MATERIAL FOR THE TASK
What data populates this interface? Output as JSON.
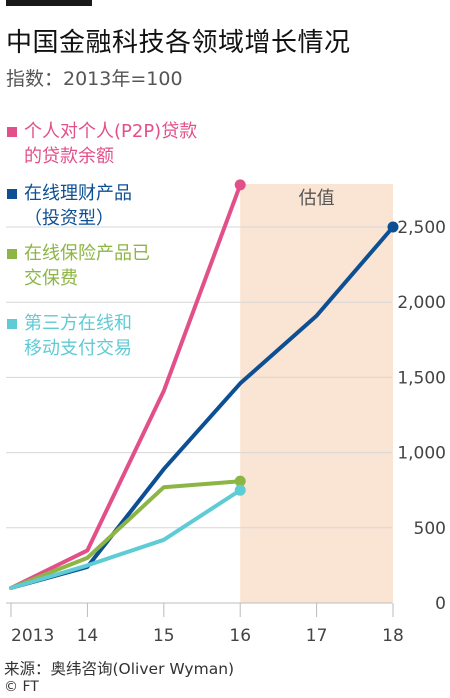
{
  "title": "中国金融科技各领域增长情况",
  "subtitle": "指数：2013年=100",
  "source": "来源：奥纬咨询(Oliver Wyman)",
  "copyright": "© FT",
  "estimate_label": "估值",
  "colors": {
    "p2p": "#e2508a",
    "wealth": "#0d4f93",
    "insurance": "#8cb545",
    "payments": "#5fcbd5",
    "estimate_band": "#fae4d3",
    "grid": "#d7d7d7"
  },
  "chart_data": {
    "type": "line",
    "title": "中国金融科技各领域增长情况",
    "subtitle": "指数：2013年=100",
    "xlabel": "",
    "ylabel": "",
    "x_tick_labels": [
      "2013",
      "14",
      "15",
      "16",
      "17",
      "18"
    ],
    "x": [
      2013,
      2014,
      2015,
      2016,
      2017,
      2018
    ],
    "ylim": [
      0,
      2500
    ],
    "y_ticks": [
      0,
      500,
      1000,
      1500,
      2000,
      2500
    ],
    "y_tick_labels": [
      "0",
      "500",
      "1,000",
      "1,500",
      "2,000",
      "2,500"
    ],
    "estimate_range": [
      2016,
      2018
    ],
    "grid": true,
    "series": [
      {
        "name": "个人对个人(P2P)贷款的贷款余额",
        "legend_lines": [
          "个人对个人(P2P)贷款",
          "的贷款余额"
        ],
        "color": "#e2508a",
        "x": [
          2013,
          2014,
          2015,
          2016
        ],
        "values": [
          100,
          350,
          1410,
          2780
        ]
      },
      {
        "name": "在线理财产品（投资型）",
        "legend_lines": [
          "在线理财产品",
          "（投资型）"
        ],
        "color": "#0d4f93",
        "x": [
          2013,
          2014,
          2015,
          2016,
          2017,
          2018
        ],
        "values": [
          100,
          240,
          890,
          1460,
          1910,
          2500
        ]
      },
      {
        "name": "在线保险产品已交保费",
        "legend_lines": [
          "在线保险产品已",
          "交保费"
        ],
        "color": "#8cb545",
        "x": [
          2013,
          2014,
          2015,
          2016
        ],
        "values": [
          100,
          300,
          770,
          810
        ]
      },
      {
        "name": "第三方在线和移动支付交易",
        "legend_lines": [
          "第三方在线和",
          "移动支付交易"
        ],
        "color": "#5fcbd5",
        "x": [
          2013,
          2014,
          2015,
          2016
        ],
        "values": [
          100,
          250,
          420,
          750
        ]
      }
    ]
  }
}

WHAT IS NEEDED
All of the records above must be copied exactly, except for the pictures.

TASK ANSWER
What data populates this interface? Output as JSON.
{
  "title": "中国金融科技各领域增长情况",
  "subtitle": "指数：2013年=100",
  "source": "来源：奥纬咨询(Oliver Wyman)",
  "copyright": "© FT",
  "estimate_label": "估值",
  "colors": {
    "p2p": "#e2508a",
    "wealth": "#0d4f93",
    "insurance": "#8cb545",
    "payments": "#5fcbd5",
    "estimate_band": "#fae4d3",
    "grid": "#d7d7d7"
  },
  "chart_data": {
    "type": "line",
    "title": "中国金融科技各领域增长情况",
    "subtitle": "指数：2013年=100",
    "xlabel": "",
    "ylabel": "",
    "x_tick_labels": [
      "2013",
      "14",
      "15",
      "16",
      "17",
      "18"
    ],
    "x": [
      2013,
      2014,
      2015,
      2016,
      2017,
      2018
    ],
    "ylim": [
      0,
      2500
    ],
    "y_ticks": [
      0,
      500,
      1000,
      1500,
      2000,
      2500
    ],
    "y_tick_labels": [
      "0",
      "500",
      "1,000",
      "1,500",
      "2,000",
      "2,500"
    ],
    "estimate_range": [
      2016,
      2018
    ],
    "grid": true,
    "series": [
      {
        "name": "个人对个人(P2P)贷款的贷款余额",
        "legend_lines": [
          "个人对个人(P2P)贷款",
          "的贷款余额"
        ],
        "color": "#e2508a",
        "x": [
          2013,
          2014,
          2015,
          2016
        ],
        "values": [
          100,
          350,
          1410,
          2780
        ]
      },
      {
        "name": "在线理财产品（投资型）",
        "legend_lines": [
          "在线理财产品",
          "（投资型）"
        ],
        "color": "#0d4f93",
        "x": [
          2013,
          2014,
          2015,
          2016,
          2017,
          2018
        ],
        "values": [
          100,
          240,
          890,
          1460,
          1910,
          2500
        ]
      },
      {
        "name": "在线保险产品已交保费",
        "legend_lines": [
          "在线保险产品已",
          "交保费"
        ],
        "color": "#8cb545",
        "x": [
          2013,
          2014,
          2015,
          2016
        ],
        "values": [
          100,
          300,
          770,
          810
        ]
      },
      {
        "name": "第三方在线和移动支付交易",
        "legend_lines": [
          "第三方在线和",
          "移动支付交易"
        ],
        "color": "#5fcbd5",
        "x": [
          2013,
          2014,
          2015,
          2016
        ],
        "values": [
          100,
          250,
          420,
          750
        ]
      }
    ]
  }
}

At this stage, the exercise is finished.